Repeat every record below exactly, omitting any pictures.

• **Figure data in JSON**
.....

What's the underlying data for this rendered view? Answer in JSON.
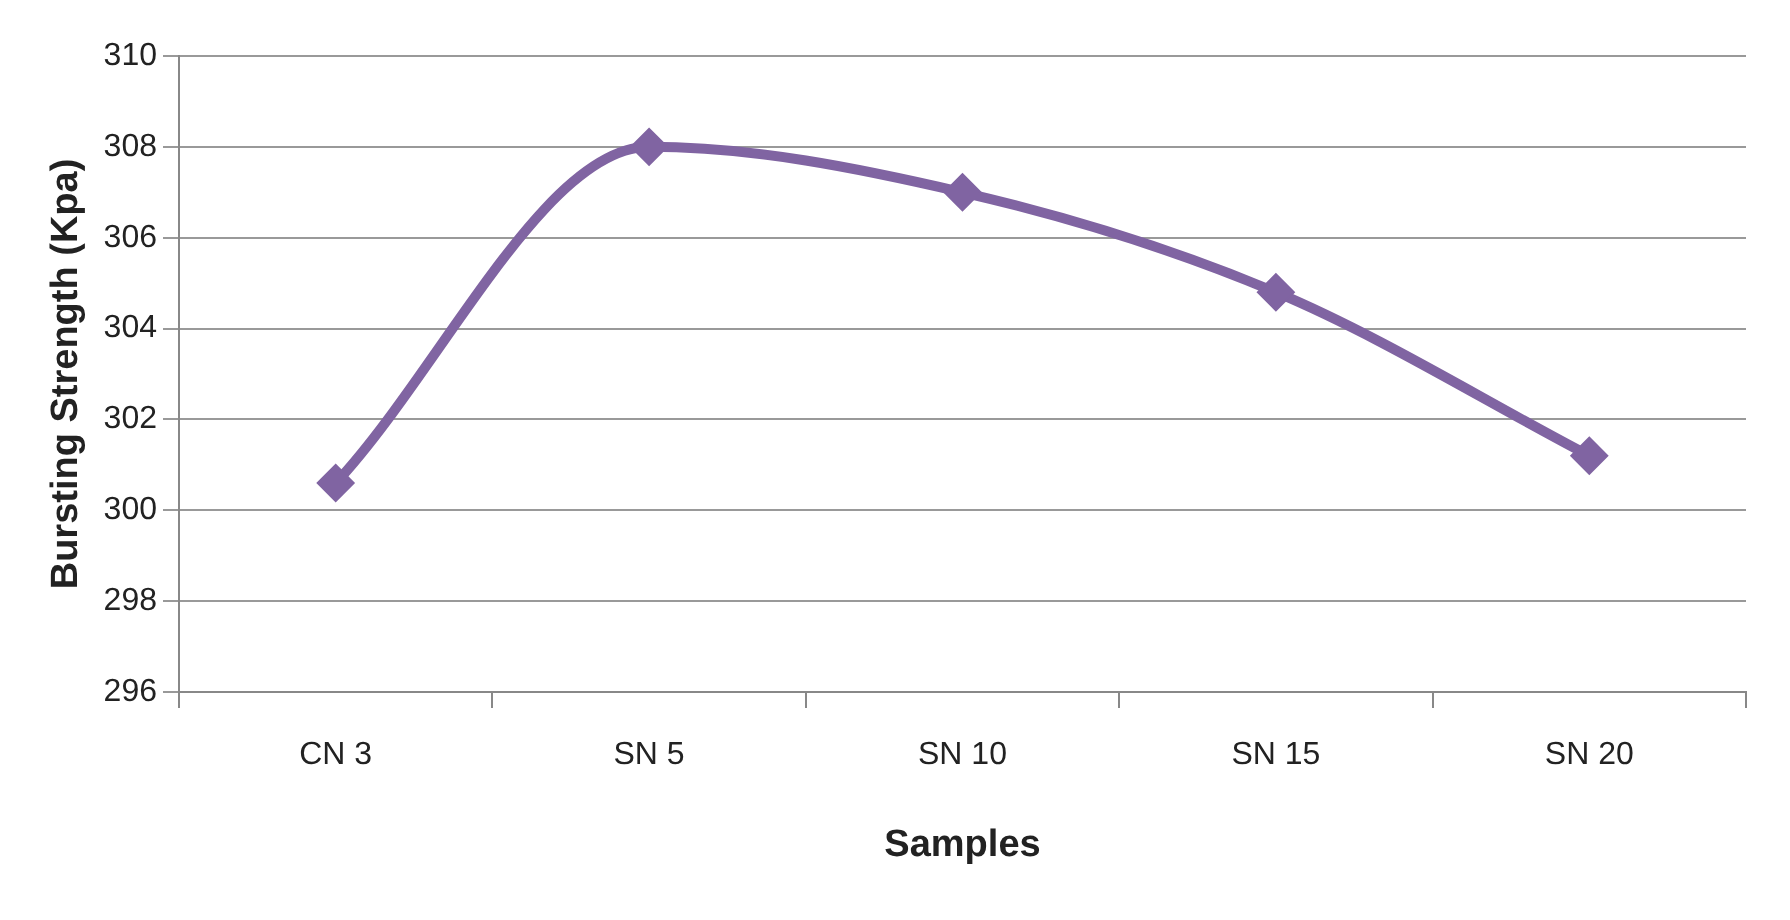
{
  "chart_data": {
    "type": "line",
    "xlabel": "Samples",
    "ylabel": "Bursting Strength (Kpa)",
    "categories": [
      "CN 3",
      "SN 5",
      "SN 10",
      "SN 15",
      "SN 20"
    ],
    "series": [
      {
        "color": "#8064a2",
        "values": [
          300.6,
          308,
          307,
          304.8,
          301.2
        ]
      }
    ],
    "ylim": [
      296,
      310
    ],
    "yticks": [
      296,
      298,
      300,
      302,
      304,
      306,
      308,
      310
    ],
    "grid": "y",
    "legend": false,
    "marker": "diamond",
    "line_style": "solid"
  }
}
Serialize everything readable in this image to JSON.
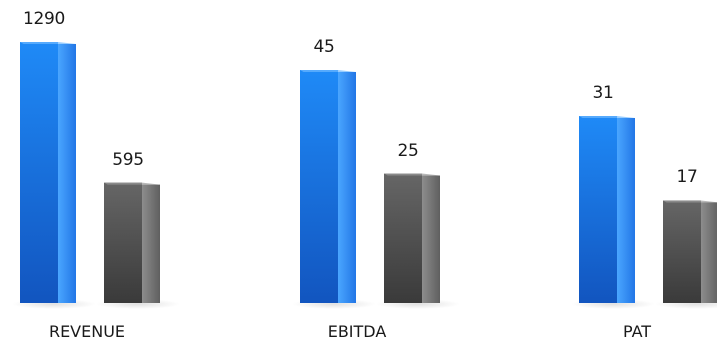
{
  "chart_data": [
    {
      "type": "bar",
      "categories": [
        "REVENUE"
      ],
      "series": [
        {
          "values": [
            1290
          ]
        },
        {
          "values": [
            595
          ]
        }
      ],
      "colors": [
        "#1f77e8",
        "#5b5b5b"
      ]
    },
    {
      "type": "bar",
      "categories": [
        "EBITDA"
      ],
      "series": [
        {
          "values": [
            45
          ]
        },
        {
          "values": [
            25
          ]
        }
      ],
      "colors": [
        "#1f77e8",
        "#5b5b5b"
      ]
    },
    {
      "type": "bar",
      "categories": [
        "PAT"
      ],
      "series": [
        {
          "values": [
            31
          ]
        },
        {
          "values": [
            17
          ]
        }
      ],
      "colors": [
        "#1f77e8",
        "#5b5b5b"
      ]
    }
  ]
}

.....

• **Result of the task**
What's the underlying data for this rendered view? Answer in JSON.
{
  "chart_data": {
    "type": "line",
    "xlabel": "Samples",
    "ylabel": "Bursting Strength (Kpa)",
    "categories": [
      "CN 3",
      "SN 5",
      "SN 10",
      "SN 15",
      "SN 20"
    ],
    "series": [
      {
        "color": "#8064a2",
        "values": [
          300.6,
          308,
          307,
          304.8,
          301.2
        ]
      }
    ],
    "ylim": [
      296,
      310
    ],
    "yticks": [
      296,
      298,
      300,
      302,
      304,
      306,
      308,
      310
    ],
    "grid": "y",
    "legend": false,
    "marker": "diamond",
    "line_style": "solid"
  }
}
Serialize everything readable in this image to JSON.
{
  "chart_data": [
    {
      "type": "bar",
      "categories": [
        "REVENUE"
      ],
      "series": [
        {
          "values": [
            1290
          ]
        },
        {
          "values": [
            595
          ]
        }
      ],
      "colors": [
        "#1f77e8",
        "#5b5b5b"
      ]
    },
    {
      "type": "bar",
      "categories": [
        "EBITDA"
      ],
      "series": [
        {
          "values": [
            45
          ]
        },
        {
          "values": [
            25
          ]
        }
      ],
      "colors": [
        "#1f77e8",
        "#5b5b5b"
      ]
    },
    {
      "type": "bar",
      "categories": [
        "PAT"
      ],
      "series": [
        {
          "values": [
            31
          ]
        },
        {
          "values": [
            17
          ]
        }
      ],
      "colors": [
        "#1f77e8",
        "#5b5b5b"
      ]
    }
  ]
}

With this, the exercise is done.